◆ **Задания для выполнения**
A – Перечислите всех писателей, которые, согласно фрагменту о Куприне, припоминаются или отзываются при чтении купринской прозы.
B – Объясните в одном–трех предложениях, почему, согласно фрагменту о Куприне, охотников находить реминисценции и выделять цитаты в его прозе ожидает немалая пожива.
C – Продолжите фрагмент о Куприне, начав сразу после его последнего предложения.

◆ **Фрагмент**
Эти истории, конечно, из разряда анекдотов; каждого писателя может подвести его жадная, цепкая память. Но переимчивость Куприна не ограничивалась нечаянными текстуальными заимствованиями, и трудно возразить И. Бунину, который, приведя в позднейшем мемуарном очерке целую коллекцию купринских «цитат» из классики, а в особенности из усредненно безликой, расхожей беллетристики начала века, найдя «петое и перепетое» даже в стопроцентных купринских шедеврах, с суховатой язвительностью констатировал в итоге:
«Беда в том, что в талантливость Куприна входил большой дар заражаться и пользоваться не только мелкими шаблонами, но и крупными, не только внешними, но и внутренними».
И действительно. Читая Куприна, ловишь себя иной раз на ощущении, что перед тобою воспламеняюще яркий, безусловно талантливый пересказ уже встречавшегося у других авторов. То припомнится Мопассан, то летучей тенью мелькнет Джек Лондон, то Чехов отзовется, то горьковская нота возникнет в купринской прозе, так что охотников находить реминисценции и переклички, выделять цитаты (и совсем не обязательно текстуальные, чаще композиционные, сюжетные, еще чаще – смысловые) тут пожива ожидает немалая.
Вот хотя бы «Молох». И проблематика этой повести, и тон ее, и эмоциональное освещение – чисто купринские. А как быть с раскладом действующих лиц, где и главный герой – страдающий душевной анемией интеллигент, и главная героиня – свежая, привлекательная, но только и ждущая случая подороже продать свою свежесть и привлекательность барышня из обедневшего семейства будто подсмотрены Куприным у Чехова, причем подсмотрены сквозь укрупняющую, искажающую очертания оптику «жестокой» мещанской беллетристики: интеллигент оказывается еще и морфинистом, а барышня продается не просто богачу, но богачу монструозному, уродливому до лубочной ирреальности?..

Последовательность материала:
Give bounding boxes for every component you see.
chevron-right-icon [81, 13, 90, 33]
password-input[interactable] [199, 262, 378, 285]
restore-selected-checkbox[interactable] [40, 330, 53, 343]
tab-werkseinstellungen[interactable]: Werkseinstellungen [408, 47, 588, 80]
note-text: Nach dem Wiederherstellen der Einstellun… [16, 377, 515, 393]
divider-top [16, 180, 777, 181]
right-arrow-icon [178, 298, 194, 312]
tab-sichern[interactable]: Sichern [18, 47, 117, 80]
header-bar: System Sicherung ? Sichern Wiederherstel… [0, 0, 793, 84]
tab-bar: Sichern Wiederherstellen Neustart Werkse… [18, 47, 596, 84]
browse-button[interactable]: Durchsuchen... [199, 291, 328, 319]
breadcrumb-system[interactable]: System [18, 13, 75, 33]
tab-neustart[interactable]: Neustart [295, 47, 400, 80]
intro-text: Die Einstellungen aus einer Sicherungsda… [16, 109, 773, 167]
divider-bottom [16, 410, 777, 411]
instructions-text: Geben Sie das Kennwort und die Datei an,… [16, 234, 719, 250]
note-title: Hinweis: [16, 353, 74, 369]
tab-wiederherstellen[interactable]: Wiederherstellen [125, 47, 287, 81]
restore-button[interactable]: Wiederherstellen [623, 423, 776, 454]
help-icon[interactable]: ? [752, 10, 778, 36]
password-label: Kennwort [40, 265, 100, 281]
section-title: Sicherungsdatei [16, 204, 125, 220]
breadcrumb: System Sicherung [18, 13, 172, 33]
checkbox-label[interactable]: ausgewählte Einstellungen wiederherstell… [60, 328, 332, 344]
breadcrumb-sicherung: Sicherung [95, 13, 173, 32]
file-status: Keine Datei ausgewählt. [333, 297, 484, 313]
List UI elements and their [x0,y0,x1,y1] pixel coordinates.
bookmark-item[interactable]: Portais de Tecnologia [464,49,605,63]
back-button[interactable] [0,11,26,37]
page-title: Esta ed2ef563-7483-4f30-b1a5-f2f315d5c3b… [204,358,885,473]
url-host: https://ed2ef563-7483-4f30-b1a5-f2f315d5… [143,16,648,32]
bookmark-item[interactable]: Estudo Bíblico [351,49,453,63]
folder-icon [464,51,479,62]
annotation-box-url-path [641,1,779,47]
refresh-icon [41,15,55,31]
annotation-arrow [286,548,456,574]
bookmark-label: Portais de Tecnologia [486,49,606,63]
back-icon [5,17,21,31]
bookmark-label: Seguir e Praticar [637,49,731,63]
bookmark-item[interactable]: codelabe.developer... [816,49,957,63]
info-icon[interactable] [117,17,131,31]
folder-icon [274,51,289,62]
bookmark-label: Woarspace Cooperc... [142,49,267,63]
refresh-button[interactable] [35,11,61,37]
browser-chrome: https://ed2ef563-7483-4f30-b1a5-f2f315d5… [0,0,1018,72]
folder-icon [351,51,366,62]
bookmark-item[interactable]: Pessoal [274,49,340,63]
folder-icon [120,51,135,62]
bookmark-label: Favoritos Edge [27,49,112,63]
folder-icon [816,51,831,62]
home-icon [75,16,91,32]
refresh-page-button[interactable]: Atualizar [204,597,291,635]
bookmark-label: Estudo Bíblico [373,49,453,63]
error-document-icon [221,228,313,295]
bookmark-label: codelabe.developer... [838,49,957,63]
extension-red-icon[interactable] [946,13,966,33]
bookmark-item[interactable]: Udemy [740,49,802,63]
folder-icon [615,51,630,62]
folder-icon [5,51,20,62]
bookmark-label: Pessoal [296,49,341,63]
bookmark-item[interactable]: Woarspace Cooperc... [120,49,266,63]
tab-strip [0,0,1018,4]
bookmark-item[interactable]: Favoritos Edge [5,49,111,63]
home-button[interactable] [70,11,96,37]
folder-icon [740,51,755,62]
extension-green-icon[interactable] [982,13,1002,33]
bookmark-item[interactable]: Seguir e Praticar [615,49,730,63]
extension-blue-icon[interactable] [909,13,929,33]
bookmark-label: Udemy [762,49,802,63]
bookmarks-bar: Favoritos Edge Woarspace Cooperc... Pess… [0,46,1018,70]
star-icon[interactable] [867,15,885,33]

◆ **Ответы по заданиям**
A – Мопассан, Джек Лондон, Чехов, Горький.

B – При чтении Куприна иногда возникает ощущение, что перед тобой яркий, талантливый пересказ того, что уже встречалось у других авторов. В его прозе то припоминается Мопассан, то мелькает Джек Лондон, то отзывается Чехов, то возникает горьковская нота.

C –
Или превосходный рассказ «Корь». Он и в самом деле принадлежит к числу лучших у Куприна, хотя… Завалишин, этот до фарсовости комичный и фальшивый ура-патриот на гастрономической почве, заново заставляет припомнить некоторых чеховских персонажей, тогда как и фигура речистого студента-репетитора «из передовых», и весь его скоропостижный роман (наполовину пошлый блуд – наполовину все-таки «солнечный удар» мгновенной страсти) с истекающей чувственностью завалишинской супругой то ли дублируют, то ли, может быть, в какой-то степени предвосхищают типично бунинские «усадебные» романы и фигуры…
6Поразительно, но этот призвук вторичности, иной раз попросту литературщины совершенно не портит произведения Куприна и не порочит писателя в глазах его читателей, – по крайней мере молодых, неопытных, впервые открывающих для себя и «Молох», и «Корь», и многое другое.
Более того. Остается решительно незамечаемой и, уж во всяком случае, опять-таки не дискредитирующей писателя даже некоторая, скажем так, скудность, непервичность идей, обуревающих купринских персонажей, а следовательно, и самого автора.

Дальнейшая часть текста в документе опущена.